## Exercise goal
Copy all lines below containing "screenshot".

## Supplied records
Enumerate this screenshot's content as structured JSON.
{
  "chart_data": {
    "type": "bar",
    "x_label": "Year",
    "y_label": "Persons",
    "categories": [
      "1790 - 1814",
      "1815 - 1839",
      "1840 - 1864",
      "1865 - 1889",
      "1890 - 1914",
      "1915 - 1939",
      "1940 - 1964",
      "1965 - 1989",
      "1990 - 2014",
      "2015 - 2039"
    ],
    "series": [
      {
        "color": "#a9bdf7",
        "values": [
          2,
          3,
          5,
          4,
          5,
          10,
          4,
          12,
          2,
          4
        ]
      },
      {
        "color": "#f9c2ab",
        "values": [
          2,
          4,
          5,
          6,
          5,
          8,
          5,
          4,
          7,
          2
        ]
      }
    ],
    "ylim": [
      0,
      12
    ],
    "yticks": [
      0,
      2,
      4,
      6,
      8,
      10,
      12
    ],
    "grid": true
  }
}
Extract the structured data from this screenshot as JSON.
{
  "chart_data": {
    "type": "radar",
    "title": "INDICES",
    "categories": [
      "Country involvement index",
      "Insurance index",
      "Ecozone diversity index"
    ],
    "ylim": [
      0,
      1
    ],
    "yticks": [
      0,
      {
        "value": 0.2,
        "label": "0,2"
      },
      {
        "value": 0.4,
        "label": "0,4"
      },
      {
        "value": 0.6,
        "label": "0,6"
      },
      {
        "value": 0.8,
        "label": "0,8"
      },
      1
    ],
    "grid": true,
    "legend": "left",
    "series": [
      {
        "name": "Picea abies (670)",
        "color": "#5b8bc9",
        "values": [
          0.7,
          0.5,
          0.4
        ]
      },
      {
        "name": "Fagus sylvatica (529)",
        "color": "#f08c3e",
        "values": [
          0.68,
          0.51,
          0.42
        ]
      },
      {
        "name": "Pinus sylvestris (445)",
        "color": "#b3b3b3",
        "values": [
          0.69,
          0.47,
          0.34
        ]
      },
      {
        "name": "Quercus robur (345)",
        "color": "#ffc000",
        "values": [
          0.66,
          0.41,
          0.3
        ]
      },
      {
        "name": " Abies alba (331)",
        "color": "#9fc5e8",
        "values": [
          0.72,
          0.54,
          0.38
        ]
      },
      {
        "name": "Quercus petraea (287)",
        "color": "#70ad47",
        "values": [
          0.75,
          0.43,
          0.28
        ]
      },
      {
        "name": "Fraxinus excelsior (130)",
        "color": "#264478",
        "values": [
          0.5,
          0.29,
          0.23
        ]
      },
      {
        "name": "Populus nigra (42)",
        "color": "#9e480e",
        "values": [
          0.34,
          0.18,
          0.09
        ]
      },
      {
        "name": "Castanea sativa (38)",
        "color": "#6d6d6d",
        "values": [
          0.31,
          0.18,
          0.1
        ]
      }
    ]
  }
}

...

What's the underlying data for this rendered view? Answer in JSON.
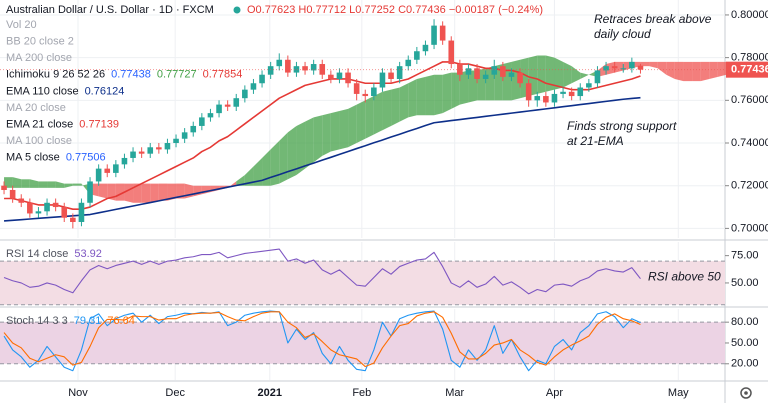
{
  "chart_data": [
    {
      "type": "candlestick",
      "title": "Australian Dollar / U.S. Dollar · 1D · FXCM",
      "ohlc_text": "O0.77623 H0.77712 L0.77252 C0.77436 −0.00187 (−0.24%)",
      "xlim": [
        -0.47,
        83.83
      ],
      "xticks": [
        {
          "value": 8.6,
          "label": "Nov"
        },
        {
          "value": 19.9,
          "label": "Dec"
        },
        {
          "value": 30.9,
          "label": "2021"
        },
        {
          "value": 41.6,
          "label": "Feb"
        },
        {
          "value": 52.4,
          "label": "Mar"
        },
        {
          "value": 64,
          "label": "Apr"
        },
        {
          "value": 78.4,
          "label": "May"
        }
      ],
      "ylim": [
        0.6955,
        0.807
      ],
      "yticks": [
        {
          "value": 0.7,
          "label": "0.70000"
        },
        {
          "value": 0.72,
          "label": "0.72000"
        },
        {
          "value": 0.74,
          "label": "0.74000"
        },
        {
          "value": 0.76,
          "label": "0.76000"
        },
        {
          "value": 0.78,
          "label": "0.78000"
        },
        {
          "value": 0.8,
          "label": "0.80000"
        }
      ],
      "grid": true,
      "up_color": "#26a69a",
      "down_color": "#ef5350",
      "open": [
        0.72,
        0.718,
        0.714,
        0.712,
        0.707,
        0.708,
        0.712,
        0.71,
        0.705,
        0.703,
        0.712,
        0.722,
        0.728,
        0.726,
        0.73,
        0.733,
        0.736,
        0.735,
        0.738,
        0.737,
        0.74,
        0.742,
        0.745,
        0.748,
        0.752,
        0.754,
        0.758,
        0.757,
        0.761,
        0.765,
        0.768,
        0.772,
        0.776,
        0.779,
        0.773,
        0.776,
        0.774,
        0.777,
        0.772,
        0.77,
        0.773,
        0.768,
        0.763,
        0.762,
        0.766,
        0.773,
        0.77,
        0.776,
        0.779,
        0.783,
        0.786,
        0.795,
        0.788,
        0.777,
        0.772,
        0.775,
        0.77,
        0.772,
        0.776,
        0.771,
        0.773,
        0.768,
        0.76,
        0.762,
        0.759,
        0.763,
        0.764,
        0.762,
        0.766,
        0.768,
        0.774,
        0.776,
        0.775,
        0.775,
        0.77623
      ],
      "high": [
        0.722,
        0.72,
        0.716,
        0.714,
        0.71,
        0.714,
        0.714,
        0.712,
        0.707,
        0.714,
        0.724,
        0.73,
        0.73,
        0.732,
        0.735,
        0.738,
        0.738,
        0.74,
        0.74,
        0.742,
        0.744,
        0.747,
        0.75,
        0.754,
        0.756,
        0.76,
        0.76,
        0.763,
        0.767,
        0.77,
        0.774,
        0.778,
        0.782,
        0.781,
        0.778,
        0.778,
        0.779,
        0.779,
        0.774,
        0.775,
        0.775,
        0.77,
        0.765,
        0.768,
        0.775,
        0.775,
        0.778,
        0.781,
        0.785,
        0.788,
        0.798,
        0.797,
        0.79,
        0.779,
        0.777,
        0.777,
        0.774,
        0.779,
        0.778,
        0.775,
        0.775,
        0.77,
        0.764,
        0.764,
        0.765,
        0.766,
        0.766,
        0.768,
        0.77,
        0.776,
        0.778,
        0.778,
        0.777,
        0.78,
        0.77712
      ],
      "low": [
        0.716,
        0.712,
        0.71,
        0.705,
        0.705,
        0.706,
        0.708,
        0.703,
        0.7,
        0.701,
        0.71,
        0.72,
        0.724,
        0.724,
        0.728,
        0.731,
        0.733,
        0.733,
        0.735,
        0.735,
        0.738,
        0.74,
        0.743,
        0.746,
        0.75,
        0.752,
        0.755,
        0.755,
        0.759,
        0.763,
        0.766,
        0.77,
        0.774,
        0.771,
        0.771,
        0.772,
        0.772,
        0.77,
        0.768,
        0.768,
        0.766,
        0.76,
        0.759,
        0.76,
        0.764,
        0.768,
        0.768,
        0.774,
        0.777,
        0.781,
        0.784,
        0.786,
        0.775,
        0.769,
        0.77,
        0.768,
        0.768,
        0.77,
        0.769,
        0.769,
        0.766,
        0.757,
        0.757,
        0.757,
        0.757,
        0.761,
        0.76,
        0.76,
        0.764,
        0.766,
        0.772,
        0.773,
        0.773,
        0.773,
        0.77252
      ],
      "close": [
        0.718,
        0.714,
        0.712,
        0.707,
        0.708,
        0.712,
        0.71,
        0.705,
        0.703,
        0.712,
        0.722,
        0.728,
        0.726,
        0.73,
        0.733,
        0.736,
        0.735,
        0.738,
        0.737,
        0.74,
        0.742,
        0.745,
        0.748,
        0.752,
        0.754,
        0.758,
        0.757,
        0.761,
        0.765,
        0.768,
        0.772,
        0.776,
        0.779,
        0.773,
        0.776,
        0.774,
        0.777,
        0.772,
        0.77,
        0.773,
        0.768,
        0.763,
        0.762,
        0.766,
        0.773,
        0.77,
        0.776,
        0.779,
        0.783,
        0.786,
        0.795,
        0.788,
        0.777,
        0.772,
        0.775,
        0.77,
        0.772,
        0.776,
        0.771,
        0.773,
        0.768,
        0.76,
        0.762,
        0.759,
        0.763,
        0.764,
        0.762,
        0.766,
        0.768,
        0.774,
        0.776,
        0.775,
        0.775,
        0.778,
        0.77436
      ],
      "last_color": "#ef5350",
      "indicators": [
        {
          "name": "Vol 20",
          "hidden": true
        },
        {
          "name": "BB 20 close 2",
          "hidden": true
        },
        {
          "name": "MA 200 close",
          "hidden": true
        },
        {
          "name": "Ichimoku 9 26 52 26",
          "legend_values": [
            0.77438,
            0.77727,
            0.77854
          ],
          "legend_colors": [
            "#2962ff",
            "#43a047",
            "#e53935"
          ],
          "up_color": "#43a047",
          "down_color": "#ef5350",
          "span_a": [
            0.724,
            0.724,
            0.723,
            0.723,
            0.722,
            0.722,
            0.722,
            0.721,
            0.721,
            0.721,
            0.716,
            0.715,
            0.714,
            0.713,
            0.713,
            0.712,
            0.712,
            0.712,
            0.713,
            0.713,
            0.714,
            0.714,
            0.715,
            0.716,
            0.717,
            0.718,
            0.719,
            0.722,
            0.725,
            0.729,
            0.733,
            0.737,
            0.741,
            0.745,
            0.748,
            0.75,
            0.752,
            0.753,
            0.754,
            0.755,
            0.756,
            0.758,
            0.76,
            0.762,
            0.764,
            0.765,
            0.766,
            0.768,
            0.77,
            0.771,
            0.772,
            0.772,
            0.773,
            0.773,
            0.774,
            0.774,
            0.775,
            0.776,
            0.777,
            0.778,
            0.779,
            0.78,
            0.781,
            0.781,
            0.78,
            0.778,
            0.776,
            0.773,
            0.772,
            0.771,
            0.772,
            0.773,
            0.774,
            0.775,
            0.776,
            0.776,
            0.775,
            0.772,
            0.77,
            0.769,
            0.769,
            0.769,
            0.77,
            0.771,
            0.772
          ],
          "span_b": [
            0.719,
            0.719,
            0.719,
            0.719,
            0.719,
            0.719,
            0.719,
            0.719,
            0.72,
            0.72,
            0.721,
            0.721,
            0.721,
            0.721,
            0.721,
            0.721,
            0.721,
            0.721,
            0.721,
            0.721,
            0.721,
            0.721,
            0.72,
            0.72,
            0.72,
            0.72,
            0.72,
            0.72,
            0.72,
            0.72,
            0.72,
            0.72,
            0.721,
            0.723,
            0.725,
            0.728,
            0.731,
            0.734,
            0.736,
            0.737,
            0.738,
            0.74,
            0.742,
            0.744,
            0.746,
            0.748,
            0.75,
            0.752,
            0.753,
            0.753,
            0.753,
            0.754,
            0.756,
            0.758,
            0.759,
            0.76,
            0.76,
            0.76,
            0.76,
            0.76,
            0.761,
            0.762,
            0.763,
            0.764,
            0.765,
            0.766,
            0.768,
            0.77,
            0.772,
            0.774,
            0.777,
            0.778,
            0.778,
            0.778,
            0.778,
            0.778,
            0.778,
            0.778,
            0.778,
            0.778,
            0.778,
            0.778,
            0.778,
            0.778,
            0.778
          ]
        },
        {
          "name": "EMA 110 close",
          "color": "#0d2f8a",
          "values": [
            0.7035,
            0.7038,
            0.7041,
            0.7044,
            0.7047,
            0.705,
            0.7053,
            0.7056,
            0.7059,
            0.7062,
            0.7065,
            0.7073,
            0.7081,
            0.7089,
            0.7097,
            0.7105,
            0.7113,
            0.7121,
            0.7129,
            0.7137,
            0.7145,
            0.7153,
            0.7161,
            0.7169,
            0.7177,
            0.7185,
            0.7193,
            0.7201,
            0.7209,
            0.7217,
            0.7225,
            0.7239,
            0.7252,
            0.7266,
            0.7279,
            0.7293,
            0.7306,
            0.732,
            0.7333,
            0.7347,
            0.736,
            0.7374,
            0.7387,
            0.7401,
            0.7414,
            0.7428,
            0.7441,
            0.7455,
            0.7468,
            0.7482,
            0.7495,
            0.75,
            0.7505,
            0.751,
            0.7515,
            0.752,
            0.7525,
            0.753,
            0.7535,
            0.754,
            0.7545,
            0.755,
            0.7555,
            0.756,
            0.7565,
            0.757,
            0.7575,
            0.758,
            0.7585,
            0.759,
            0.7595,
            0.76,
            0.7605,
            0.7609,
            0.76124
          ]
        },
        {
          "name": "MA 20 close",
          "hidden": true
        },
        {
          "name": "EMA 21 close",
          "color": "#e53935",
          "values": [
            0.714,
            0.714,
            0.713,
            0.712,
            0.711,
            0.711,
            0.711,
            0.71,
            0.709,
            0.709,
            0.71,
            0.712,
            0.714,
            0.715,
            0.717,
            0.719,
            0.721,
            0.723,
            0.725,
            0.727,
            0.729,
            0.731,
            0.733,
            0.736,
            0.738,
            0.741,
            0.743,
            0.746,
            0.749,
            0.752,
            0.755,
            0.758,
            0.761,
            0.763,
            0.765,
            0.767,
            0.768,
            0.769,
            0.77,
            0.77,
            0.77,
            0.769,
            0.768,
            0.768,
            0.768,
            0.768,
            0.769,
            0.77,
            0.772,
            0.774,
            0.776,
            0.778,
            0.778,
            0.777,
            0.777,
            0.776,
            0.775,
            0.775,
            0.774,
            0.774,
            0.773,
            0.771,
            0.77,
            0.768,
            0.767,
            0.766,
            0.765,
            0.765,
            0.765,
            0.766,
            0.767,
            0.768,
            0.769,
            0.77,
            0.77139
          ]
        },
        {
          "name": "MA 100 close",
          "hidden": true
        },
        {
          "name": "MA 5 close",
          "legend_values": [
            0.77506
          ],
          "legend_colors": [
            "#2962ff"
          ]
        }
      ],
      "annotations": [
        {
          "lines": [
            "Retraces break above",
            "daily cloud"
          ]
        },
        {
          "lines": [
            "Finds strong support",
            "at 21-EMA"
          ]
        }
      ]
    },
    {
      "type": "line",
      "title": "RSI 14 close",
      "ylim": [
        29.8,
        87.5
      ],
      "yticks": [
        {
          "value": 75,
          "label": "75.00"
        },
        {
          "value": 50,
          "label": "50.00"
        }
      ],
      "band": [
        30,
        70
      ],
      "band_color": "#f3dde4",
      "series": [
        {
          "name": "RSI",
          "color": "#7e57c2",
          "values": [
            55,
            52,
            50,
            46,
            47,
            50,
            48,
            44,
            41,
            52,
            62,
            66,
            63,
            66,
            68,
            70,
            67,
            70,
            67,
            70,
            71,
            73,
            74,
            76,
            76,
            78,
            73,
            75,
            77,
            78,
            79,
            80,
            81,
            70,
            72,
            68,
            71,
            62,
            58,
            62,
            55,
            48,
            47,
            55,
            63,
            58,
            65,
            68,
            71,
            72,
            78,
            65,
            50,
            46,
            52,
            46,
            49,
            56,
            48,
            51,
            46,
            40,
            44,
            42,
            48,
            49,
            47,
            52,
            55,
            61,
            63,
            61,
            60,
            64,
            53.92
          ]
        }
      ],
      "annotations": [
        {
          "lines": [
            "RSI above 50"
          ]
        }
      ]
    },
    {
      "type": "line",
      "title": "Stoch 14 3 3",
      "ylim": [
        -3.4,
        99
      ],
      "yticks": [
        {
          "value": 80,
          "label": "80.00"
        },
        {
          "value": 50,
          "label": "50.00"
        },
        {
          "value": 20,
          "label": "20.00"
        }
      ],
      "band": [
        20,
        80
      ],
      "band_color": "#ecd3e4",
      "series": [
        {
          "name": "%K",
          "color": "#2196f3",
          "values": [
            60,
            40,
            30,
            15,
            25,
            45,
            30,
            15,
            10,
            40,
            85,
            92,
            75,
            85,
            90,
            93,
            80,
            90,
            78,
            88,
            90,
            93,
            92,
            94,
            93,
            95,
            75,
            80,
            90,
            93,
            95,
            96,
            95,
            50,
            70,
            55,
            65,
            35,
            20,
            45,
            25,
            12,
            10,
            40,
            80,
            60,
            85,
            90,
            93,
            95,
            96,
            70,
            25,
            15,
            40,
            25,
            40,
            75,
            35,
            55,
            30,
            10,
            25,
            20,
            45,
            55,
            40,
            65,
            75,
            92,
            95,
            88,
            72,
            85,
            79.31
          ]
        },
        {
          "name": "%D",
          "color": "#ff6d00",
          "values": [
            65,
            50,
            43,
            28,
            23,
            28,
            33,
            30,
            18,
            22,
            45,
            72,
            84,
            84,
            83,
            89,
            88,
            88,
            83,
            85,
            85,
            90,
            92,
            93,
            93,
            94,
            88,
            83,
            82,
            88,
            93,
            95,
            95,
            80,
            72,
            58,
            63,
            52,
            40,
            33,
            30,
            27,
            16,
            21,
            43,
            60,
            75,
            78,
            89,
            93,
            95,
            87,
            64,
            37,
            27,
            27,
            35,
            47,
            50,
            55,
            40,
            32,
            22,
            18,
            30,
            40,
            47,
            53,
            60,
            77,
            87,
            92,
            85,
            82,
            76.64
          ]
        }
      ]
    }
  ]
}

## Exercise answer
Enumerate this screenshot's content as structured JSON.
Extract the structured data from this screenshot as JSON.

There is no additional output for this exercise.